═════ THE INPUT ═════

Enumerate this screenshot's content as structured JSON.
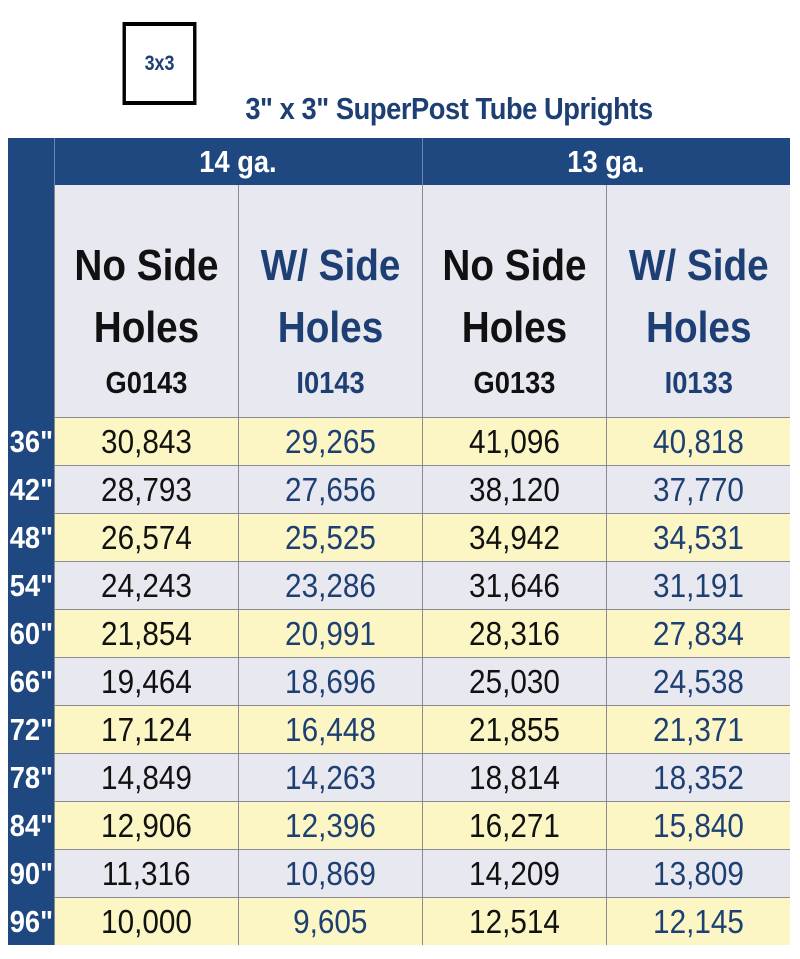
{
  "logo": {
    "label": "3x3"
  },
  "title": "3\" x 3\" SuperPost Tube Uprights",
  "gauges": [
    "14 ga.",
    "13 ga."
  ],
  "columns": [
    {
      "line1": "No Side",
      "line2": "Holes",
      "code": "G0143",
      "color": "#111111"
    },
    {
      "line1": "W/ Side",
      "line2": "Holes",
      "code": "I0143",
      "color": "#1d3f73"
    },
    {
      "line1": "No Side",
      "line2": "Holes",
      "code": "G0133",
      "color": "#111111"
    },
    {
      "line1": "W/ Side",
      "line2": "Holes",
      "code": "I0133",
      "color": "#1d3f73"
    }
  ],
  "rows": [
    {
      "length": "36\"",
      "values": [
        "30,843",
        "29,265",
        "41,096",
        "40,818"
      ]
    },
    {
      "length": "42\"",
      "values": [
        "28,793",
        "27,656",
        "38,120",
        "37,770"
      ]
    },
    {
      "length": "48\"",
      "values": [
        "26,574",
        "25,525",
        "34,942",
        "34,531"
      ]
    },
    {
      "length": "54\"",
      "values": [
        "24,243",
        "23,286",
        "31,646",
        "31,191"
      ]
    },
    {
      "length": "60\"",
      "values": [
        "21,854",
        "20,991",
        "28,316",
        "27,834"
      ]
    },
    {
      "length": "66\"",
      "values": [
        "19,464",
        "18,696",
        "25,030",
        "24,538"
      ]
    },
    {
      "length": "72\"",
      "values": [
        "17,124",
        "16,448",
        "21,855",
        "21,371"
      ]
    },
    {
      "length": "78\"",
      "values": [
        "14,849",
        "14,263",
        "18,814",
        "18,352"
      ]
    },
    {
      "length": "84\"",
      "values": [
        "12,906",
        "12,396",
        "16,271",
        "15,840"
      ]
    },
    {
      "length": "90\"",
      "values": [
        "11,316",
        "10,869",
        "14,209",
        "13,809"
      ]
    },
    {
      "length": "96\"",
      "values": [
        "10,000",
        "9,605",
        "12,514",
        "12,145"
      ]
    }
  ],
  "colors": {
    "header_navy": "#1f4880",
    "text_blue": "#1d3f73",
    "row_yellow": "#fbf6c4",
    "row_gray": "#e8e8f0"
  }
}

═════

# AIM
Copy all the entries word for word. Omit any pictures.

# WRITTEN ANSWER
Enumerate this screenshot's content as structured JSON.
{
  "logo": {
    "label": "3x3"
  },
  "title": "3\" x 3\" SuperPost Tube Uprights",
  "gauges": [
    "14 ga.",
    "13 ga."
  ],
  "columns": [
    {
      "line1": "No Side",
      "line2": "Holes",
      "code": "G0143",
      "color": "#111111"
    },
    {
      "line1": "W/ Side",
      "line2": "Holes",
      "code": "I0143",
      "color": "#1d3f73"
    },
    {
      "line1": "No Side",
      "line2": "Holes",
      "code": "G0133",
      "color": "#111111"
    },
    {
      "line1": "W/ Side",
      "line2": "Holes",
      "code": "I0133",
      "color": "#1d3f73"
    }
  ],
  "rows": [
    {
      "length": "36\"",
      "values": [
        "30,843",
        "29,265",
        "41,096",
        "40,818"
      ]
    },
    {
      "length": "42\"",
      "values": [
        "28,793",
        "27,656",
        "38,120",
        "37,770"
      ]
    },
    {
      "length": "48\"",
      "values": [
        "26,574",
        "25,525",
        "34,942",
        "34,531"
      ]
    },
    {
      "length": "54\"",
      "values": [
        "24,243",
        "23,286",
        "31,646",
        "31,191"
      ]
    },
    {
      "length": "60\"",
      "values": [
        "21,854",
        "20,991",
        "28,316",
        "27,834"
      ]
    },
    {
      "length": "66\"",
      "values": [
        "19,464",
        "18,696",
        "25,030",
        "24,538"
      ]
    },
    {
      "length": "72\"",
      "values": [
        "17,124",
        "16,448",
        "21,855",
        "21,371"
      ]
    },
    {
      "length": "78\"",
      "values": [
        "14,849",
        "14,263",
        "18,814",
        "18,352"
      ]
    },
    {
      "length": "84\"",
      "values": [
        "12,906",
        "12,396",
        "16,271",
        "15,840"
      ]
    },
    {
      "length": "90\"",
      "values": [
        "11,316",
        "10,869",
        "14,209",
        "13,809"
      ]
    },
    {
      "length": "96\"",
      "values": [
        "10,000",
        "9,605",
        "12,514",
        "12,145"
      ]
    }
  ],
  "colors": {
    "header_navy": "#1f4880",
    "text_blue": "#1d3f73",
    "row_yellow": "#fbf6c4",
    "row_gray": "#e8e8f0"
  }
}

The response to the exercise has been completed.